The exercise:
Repeat everything in the material exactly.

Entries from a dataset:
+ + + + + + +
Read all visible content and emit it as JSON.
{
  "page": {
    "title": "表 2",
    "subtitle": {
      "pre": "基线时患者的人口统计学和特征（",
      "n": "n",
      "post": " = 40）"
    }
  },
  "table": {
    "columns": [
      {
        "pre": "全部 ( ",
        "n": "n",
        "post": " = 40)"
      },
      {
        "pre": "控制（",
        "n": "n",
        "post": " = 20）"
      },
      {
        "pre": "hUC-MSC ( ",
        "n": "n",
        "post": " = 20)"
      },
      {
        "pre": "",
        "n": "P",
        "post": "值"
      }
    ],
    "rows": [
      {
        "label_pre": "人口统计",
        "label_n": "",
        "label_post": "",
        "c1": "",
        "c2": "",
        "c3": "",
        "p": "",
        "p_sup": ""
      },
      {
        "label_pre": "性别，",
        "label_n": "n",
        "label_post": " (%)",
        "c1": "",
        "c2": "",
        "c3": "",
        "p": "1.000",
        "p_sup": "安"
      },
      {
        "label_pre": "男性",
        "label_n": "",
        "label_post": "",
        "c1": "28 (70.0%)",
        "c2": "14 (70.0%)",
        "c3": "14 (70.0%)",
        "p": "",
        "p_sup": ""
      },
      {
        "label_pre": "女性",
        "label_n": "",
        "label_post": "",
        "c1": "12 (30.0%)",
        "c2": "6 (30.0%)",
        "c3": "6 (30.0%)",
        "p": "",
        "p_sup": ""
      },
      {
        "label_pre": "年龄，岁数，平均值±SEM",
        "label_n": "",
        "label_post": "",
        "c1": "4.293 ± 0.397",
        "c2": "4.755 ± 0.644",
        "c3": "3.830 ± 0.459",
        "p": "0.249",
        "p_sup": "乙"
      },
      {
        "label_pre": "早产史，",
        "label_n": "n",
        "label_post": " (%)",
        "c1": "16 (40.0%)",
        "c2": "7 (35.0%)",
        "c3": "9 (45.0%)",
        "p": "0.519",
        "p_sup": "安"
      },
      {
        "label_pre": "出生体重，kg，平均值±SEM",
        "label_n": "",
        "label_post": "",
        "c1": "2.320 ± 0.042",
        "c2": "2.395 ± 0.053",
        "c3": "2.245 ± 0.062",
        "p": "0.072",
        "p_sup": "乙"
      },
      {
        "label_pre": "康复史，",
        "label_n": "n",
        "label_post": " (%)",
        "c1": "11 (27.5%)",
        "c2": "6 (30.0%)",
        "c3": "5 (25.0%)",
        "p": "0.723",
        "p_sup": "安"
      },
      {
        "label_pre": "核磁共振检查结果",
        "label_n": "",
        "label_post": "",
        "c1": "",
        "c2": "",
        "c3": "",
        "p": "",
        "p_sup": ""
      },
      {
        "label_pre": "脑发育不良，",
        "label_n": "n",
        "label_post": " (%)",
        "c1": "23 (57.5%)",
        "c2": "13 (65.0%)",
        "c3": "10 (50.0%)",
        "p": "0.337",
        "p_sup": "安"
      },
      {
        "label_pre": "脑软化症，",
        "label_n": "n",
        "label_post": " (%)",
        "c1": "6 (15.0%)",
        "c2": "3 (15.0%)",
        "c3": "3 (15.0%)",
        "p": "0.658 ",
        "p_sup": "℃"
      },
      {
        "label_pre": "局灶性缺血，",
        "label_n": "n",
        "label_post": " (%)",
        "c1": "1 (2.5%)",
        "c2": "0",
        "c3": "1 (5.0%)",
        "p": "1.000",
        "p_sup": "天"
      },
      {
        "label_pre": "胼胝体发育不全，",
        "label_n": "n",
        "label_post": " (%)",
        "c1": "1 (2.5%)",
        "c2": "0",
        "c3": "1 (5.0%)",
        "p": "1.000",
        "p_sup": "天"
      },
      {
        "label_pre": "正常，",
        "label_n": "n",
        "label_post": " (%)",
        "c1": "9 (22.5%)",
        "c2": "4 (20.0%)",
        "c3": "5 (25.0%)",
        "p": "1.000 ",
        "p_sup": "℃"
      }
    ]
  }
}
+ + + + + + +
In response:
Read all visible content and emit it as JSON.
{
  "page": {
    "title": "表 2",
    "subtitle": {
      "pre": "基线时患者的人口统计学和特征（",
      "n": "n",
      "post": " = 40）"
    }
  },
  "table": {
    "columns": [
      {
        "pre": "全部 ( ",
        "n": "n",
        "post": " = 40)"
      },
      {
        "pre": "控制（",
        "n": "n",
        "post": " = 20）"
      },
      {
        "pre": "hUC-MSC ( ",
        "n": "n",
        "post": " = 20)"
      },
      {
        "pre": "",
        "n": "P",
        "post": "值"
      }
    ],
    "rows": [
      {
        "label_pre": "人口统计",
        "label_n": "",
        "label_post": "",
        "c1": "",
        "c2": "",
        "c3": "",
        "p": "",
        "p_sup": ""
      },
      {
        "label_pre": "性别，",
        "label_n": "n",
        "label_post": " (%)",
        "c1": "",
        "c2": "",
        "c3": "",
        "p": "1.000",
        "p_sup": "安"
      },
      {
        "label_pre": "男性",
        "label_n": "",
        "label_post": "",
        "c1": "28 (70.0%)",
        "c2": "14 (70.0%)",
        "c3": "14 (70.0%)",
        "p": "",
        "p_sup": ""
      },
      {
        "label_pre": "女性",
        "label_n": "",
        "label_post": "",
        "c1": "12 (30.0%)",
        "c2": "6 (30.0%)",
        "c3": "6 (30.0%)",
        "p": "",
        "p_sup": ""
      },
      {
        "label_pre": "年龄，岁数，平均值±SEM",
        "label_n": "",
        "label_post": "",
        "c1": "4.293 ± 0.397",
        "c2": "4.755 ± 0.644",
        "c3": "3.830 ± 0.459",
        "p": "0.249",
        "p_sup": "乙"
      },
      {
        "label_pre": "早产史，",
        "label_n": "n",
        "label_post": " (%)",
        "c1": "16 (40.0%)",
        "c2": "7 (35.0%)",
        "c3": "9 (45.0%)",
        "p": "0.519",
        "p_sup": "安"
      },
      {
        "label_pre": "出生体重，kg，平均值±SEM",
        "label_n": "",
        "label_post": "",
        "c1": "2.320 ± 0.042",
        "c2": "2.395 ± 0.053",
        "c3": "2.245 ± 0.062",
        "p": "0.072",
        "p_sup": "乙"
      },
      {
        "label_pre": "康复史，",
        "label_n": "n",
        "label_post": " (%)",
        "c1": "11 (27.5%)",
        "c2": "6 (30.0%)",
        "c3": "5 (25.0%)",
        "p": "0.723",
        "p_sup": "安"
      },
      {
        "label_pre": "核磁共振检查结果",
        "label_n": "",
        "label_post": "",
        "c1": "",
        "c2": "",
        "c3": "",
        "p": "",
        "p_sup": ""
      },
      {
        "label_pre": "脑发育不良，",
        "label_n": "n",
        "label_post": " (%)",
        "c1": "23 (57.5%)",
        "c2": "13 (65.0%)",
        "c3": "10 (50.0%)",
        "p": "0.337",
        "p_sup": "安"
      },
      {
        "label_pre": "脑软化症，",
        "label_n": "n",
        "label_post": " (%)",
        "c1": "6 (15.0%)",
        "c2": "3 (15.0%)",
        "c3": "3 (15.0%)",
        "p": "0.658 ",
        "p_sup": "℃"
      },
      {
        "label_pre": "局灶性缺血，",
        "label_n": "n",
        "label_post": " (%)",
        "c1": "1 (2.5%)",
        "c2": "0",
        "c3": "1 (5.0%)",
        "p": "1.000",
        "p_sup": "天"
      },
      {
        "label_pre": "胼胝体发育不全，",
        "label_n": "n",
        "label_post": " (%)",
        "c1": "1 (2.5%)",
        "c2": "0",
        "c3": "1 (5.0%)",
        "p": "1.000",
        "p_sup": "天"
      },
      {
        "label_pre": "正常，",
        "label_n": "n",
        "label_post": " (%)",
        "c1": "9 (22.5%)",
        "c2": "4 (20.0%)",
        "c3": "5 (25.0%)",
        "p": "1.000 ",
        "p_sup": "℃"
      }
    ]
  }
}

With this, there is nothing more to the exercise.